--- BEGIN ---
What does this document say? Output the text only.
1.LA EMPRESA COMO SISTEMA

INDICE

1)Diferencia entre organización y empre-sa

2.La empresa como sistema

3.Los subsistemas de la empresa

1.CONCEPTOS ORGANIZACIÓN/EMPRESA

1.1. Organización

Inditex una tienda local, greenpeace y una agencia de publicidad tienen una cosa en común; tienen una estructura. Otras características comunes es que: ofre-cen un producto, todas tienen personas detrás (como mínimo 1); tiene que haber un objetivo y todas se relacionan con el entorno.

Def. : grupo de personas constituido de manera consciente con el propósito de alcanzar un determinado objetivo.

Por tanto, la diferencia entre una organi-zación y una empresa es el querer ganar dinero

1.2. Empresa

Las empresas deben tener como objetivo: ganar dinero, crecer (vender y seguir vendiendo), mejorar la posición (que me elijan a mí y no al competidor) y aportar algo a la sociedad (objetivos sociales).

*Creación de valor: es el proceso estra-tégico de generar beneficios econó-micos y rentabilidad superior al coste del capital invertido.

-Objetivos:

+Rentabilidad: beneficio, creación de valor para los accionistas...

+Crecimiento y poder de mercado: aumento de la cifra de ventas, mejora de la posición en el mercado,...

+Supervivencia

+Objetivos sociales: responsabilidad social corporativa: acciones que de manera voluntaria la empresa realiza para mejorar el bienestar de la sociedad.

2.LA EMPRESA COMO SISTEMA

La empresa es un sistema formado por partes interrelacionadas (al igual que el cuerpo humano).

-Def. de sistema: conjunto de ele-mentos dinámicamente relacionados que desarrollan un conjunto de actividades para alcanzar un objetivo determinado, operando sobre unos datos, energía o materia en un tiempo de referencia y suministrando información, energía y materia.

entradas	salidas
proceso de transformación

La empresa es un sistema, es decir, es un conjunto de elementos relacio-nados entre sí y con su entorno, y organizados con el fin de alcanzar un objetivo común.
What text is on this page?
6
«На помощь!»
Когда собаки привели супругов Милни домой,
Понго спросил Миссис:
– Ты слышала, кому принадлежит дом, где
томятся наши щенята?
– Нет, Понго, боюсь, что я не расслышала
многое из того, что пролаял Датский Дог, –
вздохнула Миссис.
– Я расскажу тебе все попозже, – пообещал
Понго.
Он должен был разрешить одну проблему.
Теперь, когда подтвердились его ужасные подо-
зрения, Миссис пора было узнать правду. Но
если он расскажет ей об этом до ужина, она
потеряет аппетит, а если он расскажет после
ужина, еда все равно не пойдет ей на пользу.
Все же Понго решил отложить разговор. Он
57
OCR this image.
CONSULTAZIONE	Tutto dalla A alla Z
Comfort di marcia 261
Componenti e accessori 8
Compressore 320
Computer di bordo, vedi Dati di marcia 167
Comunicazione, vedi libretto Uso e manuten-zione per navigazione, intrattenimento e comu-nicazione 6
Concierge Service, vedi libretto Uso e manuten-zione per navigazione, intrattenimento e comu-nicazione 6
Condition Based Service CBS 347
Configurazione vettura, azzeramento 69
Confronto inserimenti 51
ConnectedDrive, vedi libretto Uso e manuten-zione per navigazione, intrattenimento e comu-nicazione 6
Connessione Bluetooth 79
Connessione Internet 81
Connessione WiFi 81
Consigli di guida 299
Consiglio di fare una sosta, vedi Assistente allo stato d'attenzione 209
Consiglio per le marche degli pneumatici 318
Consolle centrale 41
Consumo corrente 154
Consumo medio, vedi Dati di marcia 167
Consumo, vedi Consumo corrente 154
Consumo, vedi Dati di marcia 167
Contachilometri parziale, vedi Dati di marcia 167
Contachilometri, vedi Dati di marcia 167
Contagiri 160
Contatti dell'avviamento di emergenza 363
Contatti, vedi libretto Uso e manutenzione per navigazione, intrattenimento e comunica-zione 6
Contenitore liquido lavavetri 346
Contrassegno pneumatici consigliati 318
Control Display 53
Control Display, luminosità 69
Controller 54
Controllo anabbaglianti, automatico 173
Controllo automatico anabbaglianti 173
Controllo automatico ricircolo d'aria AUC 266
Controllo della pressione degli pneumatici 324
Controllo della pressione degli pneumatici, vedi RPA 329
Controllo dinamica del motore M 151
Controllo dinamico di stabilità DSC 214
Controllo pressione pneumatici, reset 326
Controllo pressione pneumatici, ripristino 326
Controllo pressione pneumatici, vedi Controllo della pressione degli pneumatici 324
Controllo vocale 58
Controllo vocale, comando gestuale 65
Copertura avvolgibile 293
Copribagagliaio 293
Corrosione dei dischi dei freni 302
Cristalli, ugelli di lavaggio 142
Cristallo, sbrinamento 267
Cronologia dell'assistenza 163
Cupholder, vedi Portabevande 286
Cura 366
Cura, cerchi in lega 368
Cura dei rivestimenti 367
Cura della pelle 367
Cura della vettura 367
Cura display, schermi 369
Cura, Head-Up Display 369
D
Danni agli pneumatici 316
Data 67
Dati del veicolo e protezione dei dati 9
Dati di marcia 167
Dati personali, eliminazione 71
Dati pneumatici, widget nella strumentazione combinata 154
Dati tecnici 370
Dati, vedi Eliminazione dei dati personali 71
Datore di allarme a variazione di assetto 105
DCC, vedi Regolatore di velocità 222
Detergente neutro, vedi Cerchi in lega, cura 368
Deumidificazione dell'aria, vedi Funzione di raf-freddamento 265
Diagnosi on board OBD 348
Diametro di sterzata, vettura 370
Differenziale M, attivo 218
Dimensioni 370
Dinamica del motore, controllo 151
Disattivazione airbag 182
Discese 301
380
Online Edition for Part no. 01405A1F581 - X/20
--- END ---
### Directions
Look through the records and gather every line containing "pressione".

### Task output
Controllo della pressione degli pneumatici 324
Controllo della pressione degli pneumatici, vedi RPA 329
Controllo pressione pneumatici, reset 326
Controllo pressione pneumatici, ripristino 326
Controllo pressione pneumatici, vedi Controllo della pressione degli pneumatici 324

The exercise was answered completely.